_The task_
In the data below, locate each line with the word "this" and list it.
═════ Material for the task
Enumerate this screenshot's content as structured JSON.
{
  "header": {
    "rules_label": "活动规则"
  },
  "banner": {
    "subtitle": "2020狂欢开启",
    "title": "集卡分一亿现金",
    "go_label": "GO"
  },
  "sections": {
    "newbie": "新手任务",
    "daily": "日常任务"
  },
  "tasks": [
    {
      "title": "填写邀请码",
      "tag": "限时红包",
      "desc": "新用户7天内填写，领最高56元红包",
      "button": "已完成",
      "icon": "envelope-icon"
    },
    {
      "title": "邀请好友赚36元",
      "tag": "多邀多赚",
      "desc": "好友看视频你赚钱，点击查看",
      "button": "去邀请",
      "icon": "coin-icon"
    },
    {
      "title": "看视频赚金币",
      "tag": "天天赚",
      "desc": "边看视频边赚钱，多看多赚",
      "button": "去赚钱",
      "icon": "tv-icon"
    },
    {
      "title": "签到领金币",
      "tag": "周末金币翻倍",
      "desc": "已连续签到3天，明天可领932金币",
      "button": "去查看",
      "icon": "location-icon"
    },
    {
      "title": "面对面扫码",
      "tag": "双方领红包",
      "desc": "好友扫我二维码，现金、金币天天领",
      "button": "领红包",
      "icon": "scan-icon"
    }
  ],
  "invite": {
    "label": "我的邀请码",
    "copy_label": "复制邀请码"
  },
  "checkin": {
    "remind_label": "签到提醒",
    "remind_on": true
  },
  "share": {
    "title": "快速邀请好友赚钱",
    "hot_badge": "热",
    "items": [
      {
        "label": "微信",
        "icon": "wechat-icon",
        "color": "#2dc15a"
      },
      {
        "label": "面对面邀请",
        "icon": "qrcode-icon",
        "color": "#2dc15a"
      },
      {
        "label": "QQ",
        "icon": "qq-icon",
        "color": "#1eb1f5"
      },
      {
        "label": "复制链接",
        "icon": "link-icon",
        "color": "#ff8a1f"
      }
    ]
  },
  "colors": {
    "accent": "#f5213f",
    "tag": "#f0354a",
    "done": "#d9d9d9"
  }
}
══════════
═════ Material for the task
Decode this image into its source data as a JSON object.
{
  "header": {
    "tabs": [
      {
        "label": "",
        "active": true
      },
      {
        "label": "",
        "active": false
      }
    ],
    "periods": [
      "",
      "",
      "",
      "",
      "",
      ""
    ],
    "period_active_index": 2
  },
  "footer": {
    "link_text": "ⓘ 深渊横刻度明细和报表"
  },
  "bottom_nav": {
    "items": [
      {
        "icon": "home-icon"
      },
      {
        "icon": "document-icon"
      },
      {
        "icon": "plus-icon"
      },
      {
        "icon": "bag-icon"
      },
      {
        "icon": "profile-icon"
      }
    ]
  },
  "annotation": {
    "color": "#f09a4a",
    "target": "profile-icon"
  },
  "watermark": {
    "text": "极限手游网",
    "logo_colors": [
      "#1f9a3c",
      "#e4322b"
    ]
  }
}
══════════
_Reply to the task_
Enumerate this screenshot's content as structured JSON.
Decode this image into its source data as a JSON object.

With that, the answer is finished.